* _EXERCISE DIRECTIONS_
Gather each line of the records where "päätöksellä" appears.

* _Stored records_
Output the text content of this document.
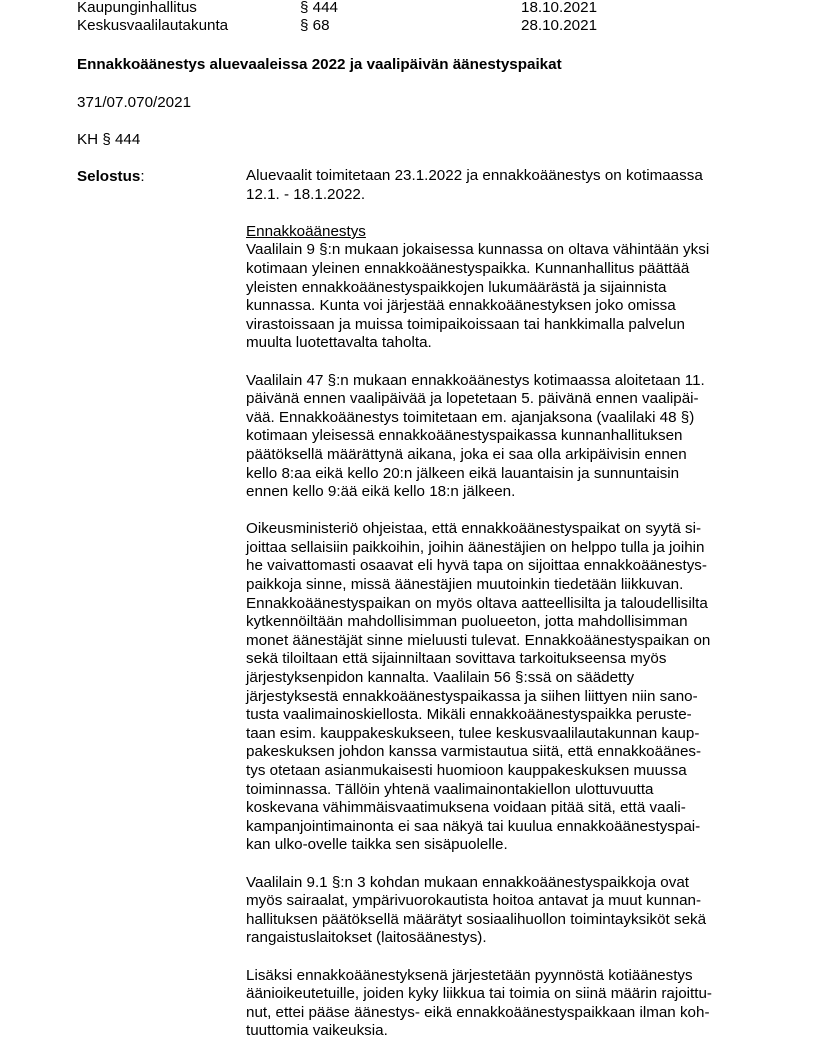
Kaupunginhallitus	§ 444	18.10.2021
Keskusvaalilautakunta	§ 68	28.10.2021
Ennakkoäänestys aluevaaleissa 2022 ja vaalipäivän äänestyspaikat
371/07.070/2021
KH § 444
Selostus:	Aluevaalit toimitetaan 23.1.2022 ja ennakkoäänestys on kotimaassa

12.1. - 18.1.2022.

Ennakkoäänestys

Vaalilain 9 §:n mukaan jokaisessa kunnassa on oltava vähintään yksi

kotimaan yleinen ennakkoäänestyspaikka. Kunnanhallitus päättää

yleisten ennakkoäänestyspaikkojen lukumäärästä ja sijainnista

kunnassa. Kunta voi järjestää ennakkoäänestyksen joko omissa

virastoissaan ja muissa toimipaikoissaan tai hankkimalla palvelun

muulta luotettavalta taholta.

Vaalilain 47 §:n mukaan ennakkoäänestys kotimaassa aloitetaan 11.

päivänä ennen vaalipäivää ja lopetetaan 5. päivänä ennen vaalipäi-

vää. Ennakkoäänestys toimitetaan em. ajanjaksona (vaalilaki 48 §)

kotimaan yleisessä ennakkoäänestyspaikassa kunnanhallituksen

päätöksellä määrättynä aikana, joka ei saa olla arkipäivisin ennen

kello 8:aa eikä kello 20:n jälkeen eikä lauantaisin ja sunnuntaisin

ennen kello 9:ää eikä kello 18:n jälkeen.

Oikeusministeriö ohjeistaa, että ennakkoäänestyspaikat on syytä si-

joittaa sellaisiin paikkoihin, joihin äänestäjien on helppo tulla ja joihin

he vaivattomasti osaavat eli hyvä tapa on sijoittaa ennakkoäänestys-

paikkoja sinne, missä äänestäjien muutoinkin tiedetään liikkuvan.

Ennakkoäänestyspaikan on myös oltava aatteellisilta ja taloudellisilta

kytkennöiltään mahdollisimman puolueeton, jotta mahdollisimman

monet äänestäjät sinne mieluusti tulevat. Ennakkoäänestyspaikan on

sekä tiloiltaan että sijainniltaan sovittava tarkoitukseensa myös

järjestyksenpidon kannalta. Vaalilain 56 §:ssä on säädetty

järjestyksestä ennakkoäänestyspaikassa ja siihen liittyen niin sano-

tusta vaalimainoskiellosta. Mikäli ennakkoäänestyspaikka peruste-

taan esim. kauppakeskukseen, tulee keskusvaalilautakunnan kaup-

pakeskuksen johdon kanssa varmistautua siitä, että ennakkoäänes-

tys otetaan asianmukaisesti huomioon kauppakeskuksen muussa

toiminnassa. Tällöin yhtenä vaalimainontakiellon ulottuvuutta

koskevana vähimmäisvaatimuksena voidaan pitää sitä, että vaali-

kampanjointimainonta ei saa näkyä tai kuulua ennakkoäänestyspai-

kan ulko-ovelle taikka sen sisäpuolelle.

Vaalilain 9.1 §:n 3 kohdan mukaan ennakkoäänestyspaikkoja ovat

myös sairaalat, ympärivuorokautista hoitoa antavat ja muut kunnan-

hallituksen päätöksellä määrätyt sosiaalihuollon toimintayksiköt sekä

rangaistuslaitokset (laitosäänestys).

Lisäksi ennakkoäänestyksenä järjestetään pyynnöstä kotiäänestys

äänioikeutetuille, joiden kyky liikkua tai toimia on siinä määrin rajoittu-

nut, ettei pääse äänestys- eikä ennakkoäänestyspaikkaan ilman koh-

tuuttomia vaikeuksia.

--

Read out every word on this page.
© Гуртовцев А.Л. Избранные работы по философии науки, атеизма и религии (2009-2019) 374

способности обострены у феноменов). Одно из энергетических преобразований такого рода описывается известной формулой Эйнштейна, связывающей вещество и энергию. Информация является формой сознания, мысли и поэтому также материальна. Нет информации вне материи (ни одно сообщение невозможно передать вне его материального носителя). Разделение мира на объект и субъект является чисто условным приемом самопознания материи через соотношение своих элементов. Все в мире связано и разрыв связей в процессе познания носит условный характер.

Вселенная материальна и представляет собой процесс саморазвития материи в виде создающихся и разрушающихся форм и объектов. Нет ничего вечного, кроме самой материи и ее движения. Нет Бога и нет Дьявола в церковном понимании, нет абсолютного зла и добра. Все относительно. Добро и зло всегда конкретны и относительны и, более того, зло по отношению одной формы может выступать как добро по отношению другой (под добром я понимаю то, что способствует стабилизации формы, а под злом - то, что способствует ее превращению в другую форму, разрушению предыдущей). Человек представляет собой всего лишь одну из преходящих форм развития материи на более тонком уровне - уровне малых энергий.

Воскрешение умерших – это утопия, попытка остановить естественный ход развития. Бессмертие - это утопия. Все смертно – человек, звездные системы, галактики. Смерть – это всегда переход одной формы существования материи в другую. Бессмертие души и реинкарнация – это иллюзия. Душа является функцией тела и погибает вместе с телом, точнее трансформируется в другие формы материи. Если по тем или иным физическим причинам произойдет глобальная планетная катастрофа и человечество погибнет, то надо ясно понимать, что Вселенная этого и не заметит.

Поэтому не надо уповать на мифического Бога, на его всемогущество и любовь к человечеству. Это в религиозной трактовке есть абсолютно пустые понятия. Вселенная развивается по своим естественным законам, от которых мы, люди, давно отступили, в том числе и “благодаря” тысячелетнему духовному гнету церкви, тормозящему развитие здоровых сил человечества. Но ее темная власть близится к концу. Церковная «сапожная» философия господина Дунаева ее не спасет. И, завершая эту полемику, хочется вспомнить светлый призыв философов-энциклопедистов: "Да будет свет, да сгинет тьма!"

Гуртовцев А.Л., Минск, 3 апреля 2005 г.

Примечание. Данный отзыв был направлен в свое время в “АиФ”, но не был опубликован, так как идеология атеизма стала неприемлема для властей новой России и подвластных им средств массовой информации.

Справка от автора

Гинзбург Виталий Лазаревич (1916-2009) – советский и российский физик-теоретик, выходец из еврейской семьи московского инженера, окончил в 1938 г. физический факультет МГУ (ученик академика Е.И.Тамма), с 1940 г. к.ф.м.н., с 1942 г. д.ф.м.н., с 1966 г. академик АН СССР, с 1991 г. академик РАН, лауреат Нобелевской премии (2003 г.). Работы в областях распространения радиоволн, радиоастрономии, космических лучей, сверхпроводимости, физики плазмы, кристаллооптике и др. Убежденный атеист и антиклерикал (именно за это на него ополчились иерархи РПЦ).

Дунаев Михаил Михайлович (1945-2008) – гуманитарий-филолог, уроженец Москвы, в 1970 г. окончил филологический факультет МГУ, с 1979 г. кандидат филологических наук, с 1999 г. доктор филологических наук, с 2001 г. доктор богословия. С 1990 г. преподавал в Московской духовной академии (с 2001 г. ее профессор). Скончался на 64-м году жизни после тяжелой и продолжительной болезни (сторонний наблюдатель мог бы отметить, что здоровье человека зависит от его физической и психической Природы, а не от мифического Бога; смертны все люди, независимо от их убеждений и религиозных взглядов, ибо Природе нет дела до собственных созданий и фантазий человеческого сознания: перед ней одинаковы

* _TASK RESPONSE_
päätöksellä määrättynä aikana, joka ei saa olla arkipäivisin ennen
hallituksen päätöksellä määrätyt sosiaalihuollon toimintayksiköt sekä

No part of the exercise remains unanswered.